> [Task instructions]: Give back the full listing verbatim, apart from its images.

> [Provided entries]:

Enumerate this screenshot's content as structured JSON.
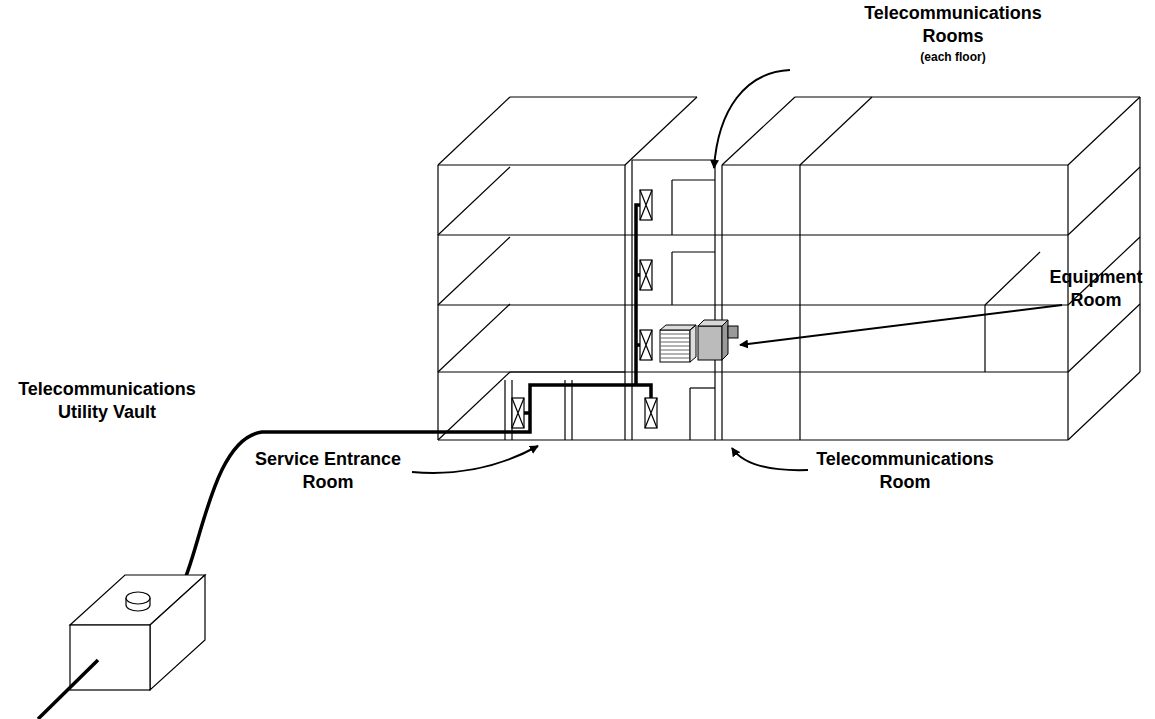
{
  "diagram": {
    "labels": [
      "Telecommunications Rooms",
      "(each floor)",
      "Equipment Room",
      "Telecommunications Utility Vault",
      "Service Entrance Room",
      "Telecommunications Room"
    ]
  }
}
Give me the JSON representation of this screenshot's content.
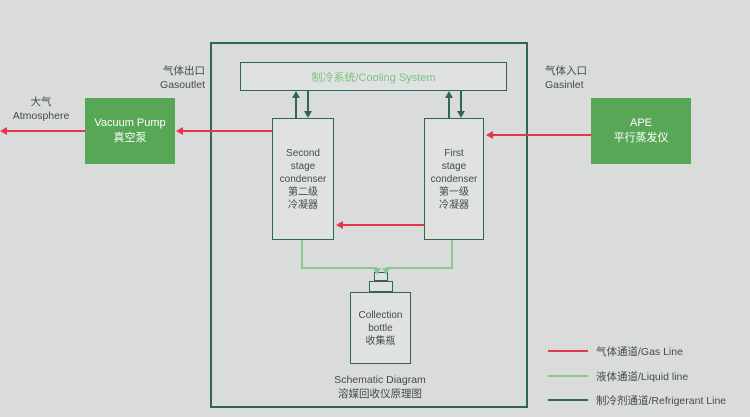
{
  "colors": {
    "bg": "#d9dcda",
    "dark_green": "#2f6753",
    "mid_green": "#57a757",
    "light_green": "#8cc88c",
    "red": "#e2394a",
    "text": "#464b47",
    "cooling_text": "#7cc47c",
    "box_fill": "#dfe2e0"
  },
  "system": {
    "cooling_system_label": "制冷系统/Cooling System",
    "second_condenser_label": "Second\nstage\ncondenser\n第二级\n冷凝器",
    "first_condenser_label": "First\nstage\ncondenser\n第一级\n冷凝器",
    "collection_bottle_label": "Collection\nbottle\n收集瓶",
    "caption": "Schematic Diagram\n溶媒回收仪原理图"
  },
  "external": {
    "atmosphere_label": "大气\nAtmosphere",
    "gas_outlet_label": "气体出口\nGasoutlet",
    "vacuum_pump_label": "Vacuum Pump\n真空泵",
    "gas_inlet_label": "气体入口\nGasinlet",
    "ape_label": "APE\n平行蒸发仪"
  },
  "legend": {
    "items": [
      {
        "name": "gas-line",
        "label": "气体通道/Gas Line",
        "color": "#e2394a"
      },
      {
        "name": "liquid-line",
        "label": "液体通道/Liquid line",
        "color": "#8cc88c"
      },
      {
        "name": "refrigerant-line",
        "label": "制冷剂通道/Refrigerant Line",
        "color": "#2f6753"
      }
    ]
  }
}
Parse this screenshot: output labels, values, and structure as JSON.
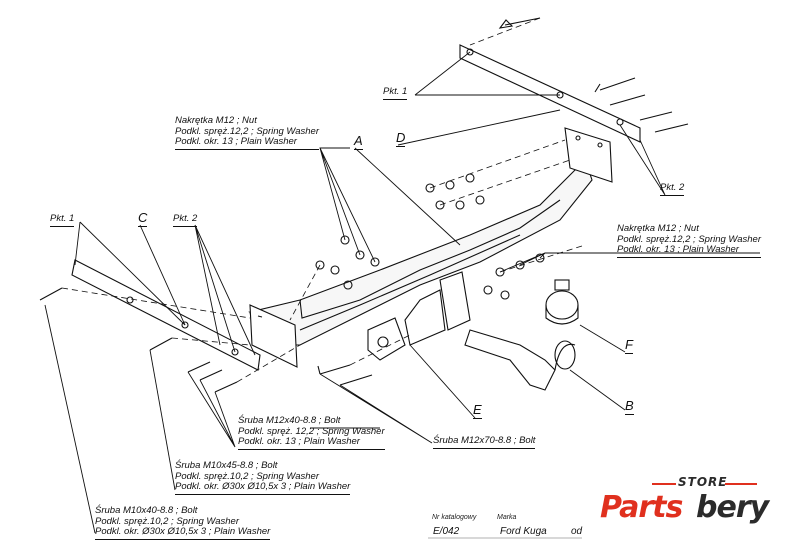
{
  "callouts": {
    "pkt1_top": "Pkt. 1",
    "pkt1_left": "Pkt. 1",
    "pkt2_left": "Pkt. 2",
    "pkt2_right": "Pkt. 2",
    "a": "A",
    "b": "B",
    "c": "C",
    "d": "D",
    "e": "E",
    "f": "F"
  },
  "notes": {
    "nut_top": [
      "Nakrętka M12 ; Nut",
      "Podkl. spręż.12,2 ; Spring Washer",
      "Podkl. okr. 13 ; Plain Washer"
    ],
    "nut_right": [
      "Nakrętka M12 ; Nut",
      "Podkl. spręż.12,2 ; Spring Washer",
      "Podkl. okr. 13 ; Plain Washer"
    ],
    "bolt_m12x40": [
      "Śruba M12x40-8.8 ; Bolt",
      "Podkl. spręż. 12,2 ; Spring Washer",
      "Podkl. okr. 13 ; Plain Washer"
    ],
    "bolt_m12x70": "Śruba M12x70-8.8 ; Bolt",
    "bolt_m10x45": [
      "Śruba M10x45-8.8 ; Bolt",
      "Podkl. spręż.10,2 ; Spring Washer",
      "Podkl. okr. Ø30x Ø10,5x 3 ; Plain Washer"
    ],
    "bolt_m10x40": [
      "Śruba M10x40-8.8 ; Bolt",
      "Podkl. spręż.10,2 ; Spring Washer",
      "Podkl. okr. Ø30x Ø10,5x 3 ; Plain Washer"
    ]
  },
  "catalog": {
    "nr_label": "Nr katalogowy",
    "nr_value": "E/042",
    "marka_label": "Marka",
    "marka_value": "Ford Kuga",
    "od_label": "od"
  },
  "logo": {
    "store": "STORE",
    "parts": "Parts",
    "bery": "bery",
    "red_color": "#e0301e",
    "dark_color": "#2b2b2b"
  }
}
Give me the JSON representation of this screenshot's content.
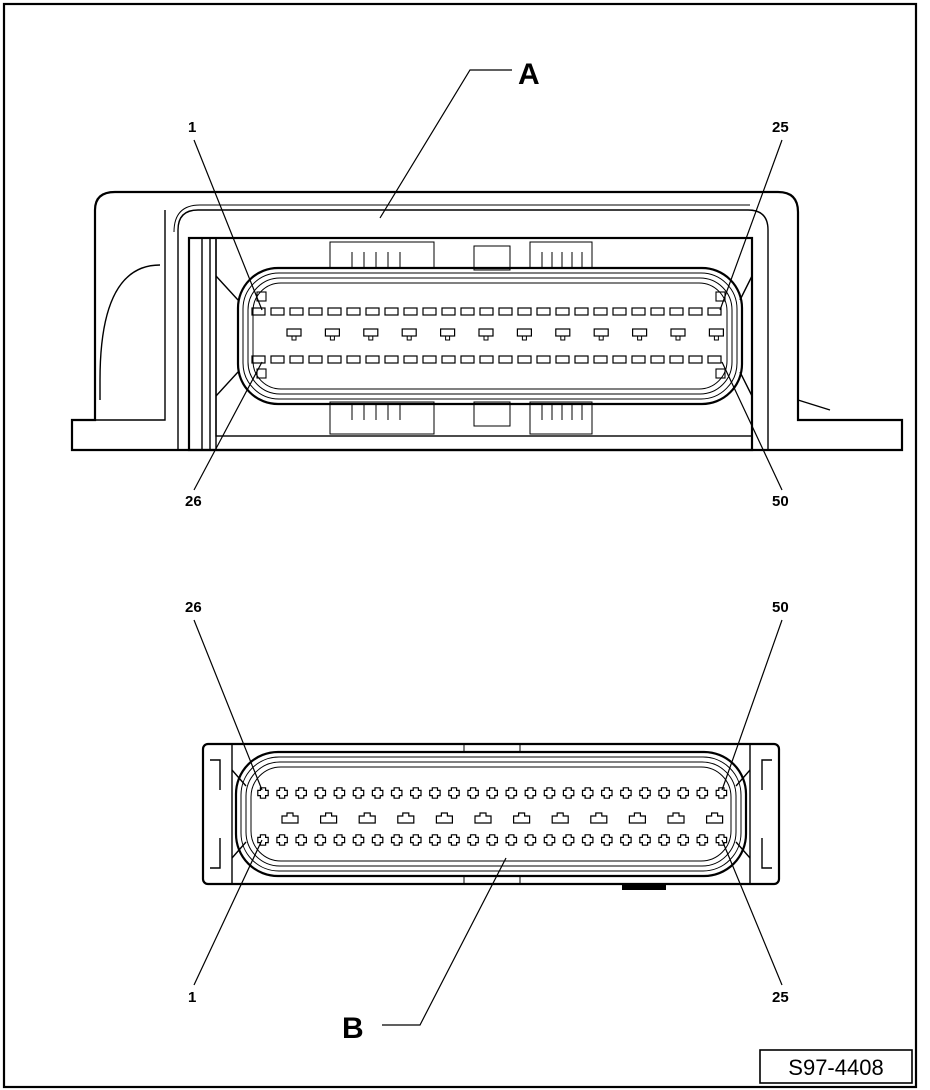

> [Solution for this problem]:
Enumerate this screenshot's content as structured JSON.
{
  "diagram": {
    "labels": [
      "Telecommunications Rooms",
      "(each floor)",
      "Equipment Room",
      "Telecommunications Utility Vault",
      "Service Entrance Room",
      "Telecommunications Room"
    ]
  }
}
Give me the JSON representation of this screenshot's content.
{
  "colors": {
    "bg": "#d9dcda",
    "dark_green": "#2f6753",
    "mid_green": "#57a757",
    "light_green": "#8cc88c",
    "red": "#e2394a",
    "text": "#464b47",
    "cooling_text": "#7cc47c",
    "box_fill": "#dfe2e0"
  },
  "system": {
    "cooling_system_label": "制冷系统/Cooling System",
    "second_condenser_label": "Second\nstage\ncondenser\n第二级\n冷凝器",
    "first_condenser_label": "First\nstage\ncondenser\n第一级\n冷凝器",
    "collection_bottle_label": "Collection\nbottle\n收集瓶",
    "caption": "Schematic Diagram\n溶媒回收仪原理图"
  },
  "external": {
    "atmosphere_label": "大气\nAtmosphere",
    "gas_outlet_label": "气体出口\nGasoutlet",
    "vacuum_pump_label": "Vacuum Pump\n真空泵",
    "gas_inlet_label": "气体入口\nGasinlet",
    "ape_label": "APE\n平行蒸发仪"
  },
  "legend": {
    "items": [
      {
        "name": "gas-line",
        "label": "气体通道/Gas Line",
        "color": "#e2394a"
      },
      {
        "name": "liquid-line",
        "label": "液体通道/Liquid line",
        "color": "#8cc88c"
      },
      {
        "name": "refrigerant-line",
        "label": "制冷剂通道/Refrigerant Line",
        "color": "#2f6753"
      }
    ]
  }
}
Parse this screenshot: output labels, values, and structure as JSON.
{
  "callouts": {
    "pkt1_top": "Pkt. 1",
    "pkt1_left": "Pkt. 1",
    "pkt2_left": "Pkt. 2",
    "pkt2_right": "Pkt. 2",
    "a": "A",
    "b": "B",
    "c": "C",
    "d": "D",
    "e": "E",
    "f": "F"
  },
  "notes": {
    "nut_top": [
      "Nakrętka M12 ; Nut",
      "Podkl. spręż.12,2 ; Spring Washer",
      "Podkl. okr. 13 ; Plain Washer"
    ],
    "nut_right": [
      "Nakrętka M12 ; Nut",
      "Podkl. spręż.12,2 ; Spring Washer",
      "Podkl. okr. 13 ; Plain Washer"
    ],
    "bolt_m12x40": [
      "Śruba M12x40-8.8 ; Bolt",
      "Podkl. spręż. 12,2 ; Spring Washer",
      "Podkl. okr. 13 ; Plain Washer"
    ],
    "bolt_m12x70": "Śruba M12x70-8.8 ; Bolt",
    "bolt_m10x45": [
      "Śruba M10x45-8.8 ; Bolt",
      "Podkl. spręż.10,2 ; Spring Washer",
      "Podkl. okr. Ø30x Ø10,5x 3 ; Plain Washer"
    ],
    "bolt_m10x40": [
      "Śruba M10x40-8.8 ; Bolt",
      "Podkl. spręż.10,2 ; Spring Washer",
      "Podkl. okr. Ø30x Ø10,5x 3 ; Plain Washer"
    ]
  },
  "catalog": {
    "nr_label": "Nr katalogowy",
    "nr_value": "E/042",
    "marka_label": "Marka",
    "marka_value": "Ford Kuga",
    "od_label": "od"
  },
  "logo": {
    "store": "STORE",
    "parts": "Parts",
    "bery": "bery",
    "red_color": "#e0301e",
    "dark_color": "#2b2b2b"
  }
}
Give me the JSON representation of this screenshot's content.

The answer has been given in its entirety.